Records supplied:
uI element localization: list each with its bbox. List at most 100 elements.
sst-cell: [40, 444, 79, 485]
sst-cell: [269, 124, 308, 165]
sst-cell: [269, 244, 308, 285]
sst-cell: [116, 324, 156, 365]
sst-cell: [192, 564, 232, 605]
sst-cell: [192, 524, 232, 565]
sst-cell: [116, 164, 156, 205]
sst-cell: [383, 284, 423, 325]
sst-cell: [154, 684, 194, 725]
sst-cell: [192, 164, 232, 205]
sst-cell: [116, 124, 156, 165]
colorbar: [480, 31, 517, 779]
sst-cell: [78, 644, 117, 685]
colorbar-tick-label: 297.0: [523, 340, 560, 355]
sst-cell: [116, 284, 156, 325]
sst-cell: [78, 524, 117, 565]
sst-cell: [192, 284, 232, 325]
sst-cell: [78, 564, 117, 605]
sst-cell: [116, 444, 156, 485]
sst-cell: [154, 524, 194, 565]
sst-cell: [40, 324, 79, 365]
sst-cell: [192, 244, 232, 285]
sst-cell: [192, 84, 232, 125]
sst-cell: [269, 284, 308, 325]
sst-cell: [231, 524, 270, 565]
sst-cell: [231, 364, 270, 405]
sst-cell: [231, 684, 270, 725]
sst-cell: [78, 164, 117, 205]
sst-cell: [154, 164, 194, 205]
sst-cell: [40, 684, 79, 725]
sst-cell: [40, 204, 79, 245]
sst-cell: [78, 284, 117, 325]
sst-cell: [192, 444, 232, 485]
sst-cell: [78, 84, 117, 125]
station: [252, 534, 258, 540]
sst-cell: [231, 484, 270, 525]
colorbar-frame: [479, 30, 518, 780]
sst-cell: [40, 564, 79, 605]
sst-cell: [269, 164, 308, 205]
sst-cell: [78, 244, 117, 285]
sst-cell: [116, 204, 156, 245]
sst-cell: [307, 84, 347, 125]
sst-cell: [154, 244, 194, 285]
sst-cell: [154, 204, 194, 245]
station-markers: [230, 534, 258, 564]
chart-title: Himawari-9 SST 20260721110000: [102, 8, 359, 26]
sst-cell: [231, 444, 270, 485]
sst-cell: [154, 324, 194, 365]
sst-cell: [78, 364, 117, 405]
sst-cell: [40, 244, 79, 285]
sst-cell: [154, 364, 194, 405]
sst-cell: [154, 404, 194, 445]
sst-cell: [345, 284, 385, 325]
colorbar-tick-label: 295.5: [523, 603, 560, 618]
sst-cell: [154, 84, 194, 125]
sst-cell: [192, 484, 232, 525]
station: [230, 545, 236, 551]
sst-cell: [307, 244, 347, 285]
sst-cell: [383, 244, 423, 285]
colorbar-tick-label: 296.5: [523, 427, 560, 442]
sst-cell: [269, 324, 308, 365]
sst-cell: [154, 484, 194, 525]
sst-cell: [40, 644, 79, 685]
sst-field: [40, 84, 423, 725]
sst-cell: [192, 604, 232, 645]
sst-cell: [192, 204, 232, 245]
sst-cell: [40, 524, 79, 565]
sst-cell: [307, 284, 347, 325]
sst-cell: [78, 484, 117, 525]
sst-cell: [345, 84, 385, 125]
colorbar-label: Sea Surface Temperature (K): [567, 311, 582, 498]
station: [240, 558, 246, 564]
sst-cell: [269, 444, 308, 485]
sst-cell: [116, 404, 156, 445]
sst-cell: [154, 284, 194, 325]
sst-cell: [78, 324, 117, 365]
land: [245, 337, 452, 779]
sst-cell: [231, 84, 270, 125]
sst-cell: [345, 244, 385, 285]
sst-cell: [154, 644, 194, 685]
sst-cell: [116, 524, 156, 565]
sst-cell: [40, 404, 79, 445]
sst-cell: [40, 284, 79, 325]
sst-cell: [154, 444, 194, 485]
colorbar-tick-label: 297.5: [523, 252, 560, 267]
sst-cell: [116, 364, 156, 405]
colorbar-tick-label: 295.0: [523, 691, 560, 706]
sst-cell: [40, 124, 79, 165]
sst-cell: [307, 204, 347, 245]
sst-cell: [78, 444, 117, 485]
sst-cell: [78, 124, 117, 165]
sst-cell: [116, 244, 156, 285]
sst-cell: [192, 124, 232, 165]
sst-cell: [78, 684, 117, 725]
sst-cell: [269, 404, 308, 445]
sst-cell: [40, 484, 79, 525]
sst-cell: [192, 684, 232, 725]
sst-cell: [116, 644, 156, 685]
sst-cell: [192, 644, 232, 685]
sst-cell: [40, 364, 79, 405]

Aim of the exercise: Lay out every line of the material above as a numbered list, omitting any blank lines.

Reply:
1. uI element localization: list each with its bbox. List at most 100 elements.
2. sst-cell: [40, 444, 79, 485]
3. sst-cell: [269, 124, 308, 165]
4. sst-cell: [269, 244, 308, 285]
5. sst-cell: [116, 324, 156, 365]
6. sst-cell: [192, 564, 232, 605]
7. sst-cell: [192, 524, 232, 565]
8. sst-cell: [116, 164, 156, 205]
9. sst-cell: [383, 284, 423, 325]
10. sst-cell: [154, 684, 194, 725]
11. sst-cell: [192, 164, 232, 205]
12. sst-cell: [116, 124, 156, 165]
13. colorbar: [480, 31, 517, 779]
14. sst-cell: [78, 644, 117, 685]
15. colorbar-tick-label: 297.0: [523, 340, 560, 355]
16. sst-cell: [116, 284, 156, 325]
17. sst-cell: [78, 524, 117, 565]
18. sst-cell: [192, 284, 232, 325]
19. sst-cell: [78, 564, 117, 605]
20. sst-cell: [116, 444, 156, 485]
21. sst-cell: [154, 524, 194, 565]
22. sst-cell: [40, 324, 79, 365]
23. sst-cell: [192, 244, 232, 285]
24. sst-cell: [192, 84, 232, 125]
25. sst-cell: [269, 284, 308, 325]
26. sst-cell: [231, 524, 270, 565]
27. sst-cell: [231, 364, 270, 405]
28. sst-cell: [231, 684, 270, 725]
29. sst-cell: [78, 164, 117, 205]
30. sst-cell: [154, 164, 194, 205]
31. sst-cell: [40, 684, 79, 725]
32. sst-cell: [40, 204, 79, 245]
33. sst-cell: [78, 284, 117, 325]
34. sst-cell: [192, 444, 232, 485]
35. sst-cell: [78, 84, 117, 125]
36. station: [252, 534, 258, 540]
37. sst-cell: [231, 484, 270, 525]
38. colorbar-frame: [479, 30, 518, 780]
39. sst-cell: [40, 564, 79, 605]
40. sst-cell: [269, 164, 308, 205]
41. sst-cell: [78, 244, 117, 285]
42. sst-cell: [116, 204, 156, 245]
43. sst-cell: [307, 84, 347, 125]
44. sst-cell: [154, 244, 194, 285]
45. sst-cell: [154, 204, 194, 245]
46. station-markers: [230, 534, 258, 564]
47. chart-title: Himawari-9 SST 20260721110000: [102, 8, 359, 26]
48. sst-cell: [231, 444, 270, 485]
49. sst-cell: [154, 324, 194, 365]
50. sst-cell: [78, 364, 117, 405]
51. sst-cell: [40, 244, 79, 285]
52. sst-cell: [154, 364, 194, 405]
53. sst-cell: [154, 404, 194, 445]
54. sst-cell: [345, 284, 385, 325]
55. colorbar-tick-label: 295.5: [523, 603, 560, 618]
56. sst-cell: [154, 84, 194, 125]
57. sst-cell: [192, 484, 232, 525]
58. station: [230, 545, 236, 551]
59. sst-cell: [307, 244, 347, 285]
60. sst-cell: [383, 244, 423, 285]
61. colorbar-tick-label: 296.5: [523, 427, 560, 442]
62. sst-cell: [269, 324, 308, 365]
63. sst-cell: [154, 484, 194, 525]
64. sst-cell: [40, 644, 79, 685]
65. sst-field: [40, 84, 423, 725]
66. sst-cell: [192, 604, 232, 645]
67. sst-cell: [192, 204, 232, 245]
68. sst-cell: [40, 524, 79, 565]
69. sst-cell: [307, 284, 347, 325]
70. sst-cell: [78, 484, 117, 525]
71. sst-cell: [345, 84, 385, 125]
72. colorbar-label: Sea Surface Temperature (K): [567, 311, 582, 498]
73. station: [240, 558, 246, 564]
74. sst-cell: [269, 444, 308, 485]
75. sst-cell: [116, 404, 156, 445]
76. sst-cell: [154, 284, 194, 325]
77. sst-cell: [78, 324, 117, 365]
78. land: [245, 337, 452, 779]
79. sst-cell: [231, 84, 270, 125]
80. sst-cell: [345, 244, 385, 285]
81. sst-cell: [154, 644, 194, 685]
82. sst-cell: [116, 524, 156, 565]
83. sst-cell: [40, 404, 79, 445]
84. sst-cell: [40, 284, 79, 325]
85. sst-cell: [154, 444, 194, 485]
86. colorbar-tick-label: 297.5: [523, 252, 560, 267]
87. sst-cell: [116, 364, 156, 405]
88. colorbar-tick-label: 295.0: [523, 691, 560, 706]
89. sst-cell: [40, 124, 79, 165]
90. sst-cell: [307, 204, 347, 245]
91. sst-cell: [78, 444, 117, 485]
92. sst-cell: [78, 124, 117, 165]
93. sst-cell: [116, 244, 156, 285]
94. sst-cell: [192, 124, 232, 165]
95. sst-cell: [78, 684, 117, 725]
96. sst-cell: [269, 404, 308, 445]
97. sst-cell: [40, 484, 79, 525]
98. sst-cell: [192, 684, 232, 725]
99. sst-cell: [116, 644, 156, 685]
100. sst-cell: [192, 644, 232, 685]
101. sst-cell: [40, 364, 79, 405]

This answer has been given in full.